Records that describe figures:
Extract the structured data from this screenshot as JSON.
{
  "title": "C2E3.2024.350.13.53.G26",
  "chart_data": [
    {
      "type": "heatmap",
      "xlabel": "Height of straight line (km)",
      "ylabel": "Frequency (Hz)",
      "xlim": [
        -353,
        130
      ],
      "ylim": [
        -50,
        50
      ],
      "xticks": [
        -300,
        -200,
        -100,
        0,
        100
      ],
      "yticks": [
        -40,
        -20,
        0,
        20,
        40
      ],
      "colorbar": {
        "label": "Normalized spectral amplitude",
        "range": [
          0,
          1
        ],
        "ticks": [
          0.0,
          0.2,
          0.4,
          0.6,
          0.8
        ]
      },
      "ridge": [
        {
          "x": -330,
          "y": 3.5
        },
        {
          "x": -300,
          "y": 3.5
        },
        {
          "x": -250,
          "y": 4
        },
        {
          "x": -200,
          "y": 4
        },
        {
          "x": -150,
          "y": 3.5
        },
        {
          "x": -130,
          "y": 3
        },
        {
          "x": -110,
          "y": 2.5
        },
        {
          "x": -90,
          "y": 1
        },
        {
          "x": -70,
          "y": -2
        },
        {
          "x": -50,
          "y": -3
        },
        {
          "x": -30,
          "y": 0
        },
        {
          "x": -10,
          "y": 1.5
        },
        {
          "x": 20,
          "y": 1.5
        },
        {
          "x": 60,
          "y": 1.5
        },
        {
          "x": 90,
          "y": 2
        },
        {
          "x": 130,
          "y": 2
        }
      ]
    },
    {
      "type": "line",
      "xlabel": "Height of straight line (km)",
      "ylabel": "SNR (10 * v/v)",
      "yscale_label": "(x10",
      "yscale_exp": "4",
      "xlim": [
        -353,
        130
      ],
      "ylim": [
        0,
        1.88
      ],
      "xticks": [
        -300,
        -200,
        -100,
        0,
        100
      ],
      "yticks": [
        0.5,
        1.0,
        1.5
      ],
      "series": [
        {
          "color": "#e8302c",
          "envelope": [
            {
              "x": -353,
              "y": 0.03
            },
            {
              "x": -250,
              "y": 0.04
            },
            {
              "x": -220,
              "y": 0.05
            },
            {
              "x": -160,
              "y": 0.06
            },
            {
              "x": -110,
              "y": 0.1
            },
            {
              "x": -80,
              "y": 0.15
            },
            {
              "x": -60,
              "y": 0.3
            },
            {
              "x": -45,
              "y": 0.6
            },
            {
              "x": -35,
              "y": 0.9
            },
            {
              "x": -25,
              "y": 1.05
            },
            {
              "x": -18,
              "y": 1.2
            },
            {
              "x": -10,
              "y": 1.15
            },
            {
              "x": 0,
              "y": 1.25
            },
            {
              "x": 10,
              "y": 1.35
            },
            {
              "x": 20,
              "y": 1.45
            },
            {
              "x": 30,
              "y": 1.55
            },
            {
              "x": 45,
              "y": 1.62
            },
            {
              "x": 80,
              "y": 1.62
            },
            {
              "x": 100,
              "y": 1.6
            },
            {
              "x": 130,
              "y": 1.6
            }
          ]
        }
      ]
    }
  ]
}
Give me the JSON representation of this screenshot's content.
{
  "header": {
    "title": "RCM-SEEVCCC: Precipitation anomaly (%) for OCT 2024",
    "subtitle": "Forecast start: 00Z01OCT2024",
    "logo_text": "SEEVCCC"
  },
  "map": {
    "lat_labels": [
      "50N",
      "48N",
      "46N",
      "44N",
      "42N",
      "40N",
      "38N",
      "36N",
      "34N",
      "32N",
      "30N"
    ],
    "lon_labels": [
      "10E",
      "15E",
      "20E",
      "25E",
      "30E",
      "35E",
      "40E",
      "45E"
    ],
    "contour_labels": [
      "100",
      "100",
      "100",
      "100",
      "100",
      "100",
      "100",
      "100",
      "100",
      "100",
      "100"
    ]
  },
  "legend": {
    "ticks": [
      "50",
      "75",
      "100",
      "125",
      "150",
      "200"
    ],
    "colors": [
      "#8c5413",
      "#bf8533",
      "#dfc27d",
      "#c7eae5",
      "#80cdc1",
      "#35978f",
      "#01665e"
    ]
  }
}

(Objective) Print the entries exactly. Include every one.

(Exercise answer)
Extract the structured data from this screenshot as JSON.
{
  "title": "C2E3.2024.350.13.53.G26",
  "chart_data": [
    {
      "type": "heatmap",
      "xlabel": "Height of straight line (km)",
      "ylabel": "Frequency (Hz)",
      "xlim": [
        -353,
        130
      ],
      "ylim": [
        -50,
        50
      ],
      "xticks": [
        -300,
        -200,
        -100,
        0,
        100
      ],
      "yticks": [
        -40,
        -20,
        0,
        20,
        40
      ],
      "colorbar": {
        "label": "Normalized spectral amplitude",
        "range": [
          0,
          1
        ],
        "ticks": [
          0.0,
          0.2,
          0.4,
          0.6,
          0.8
        ]
      },
      "ridge": [
        {
          "x": -330,
          "y": 3.5
        },
        {
          "x": -300,
          "y": 3.5
        },
        {
          "x": -250,
          "y": 4
        },
        {
          "x": -200,
          "y": 4
        },
        {
          "x": -150,
          "y": 3.5
        },
        {
          "x": -130,
          "y": 3
        },
        {
          "x": -110,
          "y": 2.5
        },
        {
          "x": -90,
          "y": 1
        },
        {
          "x": -70,
          "y": -2
        },
        {
          "x": -50,
          "y": -3
        },
        {
          "x": -30,
          "y": 0
        },
        {
          "x": -10,
          "y": 1.5
        },
        {
          "x": 20,
          "y": 1.5
        },
        {
          "x": 60,
          "y": 1.5
        },
        {
          "x": 90,
          "y": 2
        },
        {
          "x": 130,
          "y": 2
        }
      ]
    },
    {
      "type": "line",
      "xlabel": "Height of straight line (km)",
      "ylabel": "SNR (10 * v/v)",
      "yscale_label": "(x10",
      "yscale_exp": "4",
      "xlim": [
        -353,
        130
      ],
      "ylim": [
        0,
        1.88
      ],
      "xticks": [
        -300,
        -200,
        -100,
        0,
        100
      ],
      "yticks": [
        0.5,
        1.0,
        1.5
      ],
      "series": [
        {
          "color": "#e8302c",
          "envelope": [
            {
              "x": -353,
              "y": 0.03
            },
            {
              "x": -250,
              "y": 0.04
            },
            {
              "x": -220,
              "y": 0.05
            },
            {
              "x": -160,
              "y": 0.06
            },
            {
              "x": -110,
              "y": 0.1
            },
            {
              "x": -80,
              "y": 0.15
            },
            {
              "x": -60,
              "y": 0.3
            },
            {
              "x": -45,
              "y": 0.6
            },
            {
              "x": -35,
              "y": 0.9
            },
            {
              "x": -25,
              "y": 1.05
            },
            {
              "x": -18,
              "y": 1.2
            },
            {
              "x": -10,
              "y": 1.15
            },
            {
              "x": 0,
              "y": 1.25
            },
            {
              "x": 10,
              "y": 1.35
            },
            {
              "x": 20,
              "y": 1.45
            },
            {
              "x": 30,
              "y": 1.55
            },
            {
              "x": 45,
              "y": 1.62
            },
            {
              "x": 80,
              "y": 1.62
            },
            {
              "x": 100,
              "y": 1.6
            },
            {
              "x": 130,
              "y": 1.6
            }
          ]
        }
      ]
    }
  ]
}
Give me the JSON representation of this screenshot's content.
{
  "header": {
    "title": "RCM-SEEVCCC: Precipitation anomaly (%) for OCT 2024",
    "subtitle": "Forecast start: 00Z01OCT2024",
    "logo_text": "SEEVCCC"
  },
  "map": {
    "lat_labels": [
      "50N",
      "48N",
      "46N",
      "44N",
      "42N",
      "40N",
      "38N",
      "36N",
      "34N",
      "32N",
      "30N"
    ],
    "lon_labels": [
      "10E",
      "15E",
      "20E",
      "25E",
      "30E",
      "35E",
      "40E",
      "45E"
    ],
    "contour_labels": [
      "100",
      "100",
      "100",
      "100",
      "100",
      "100",
      "100",
      "100",
      "100",
      "100",
      "100"
    ]
  },
  "legend": {
    "ticks": [
      "50",
      "75",
      "100",
      "125",
      "150",
      "200"
    ],
    "colors": [
      "#8c5413",
      "#bf8533",
      "#dfc27d",
      "#c7eae5",
      "#80cdc1",
      "#35978f",
      "#01665e"
    ]
  }
}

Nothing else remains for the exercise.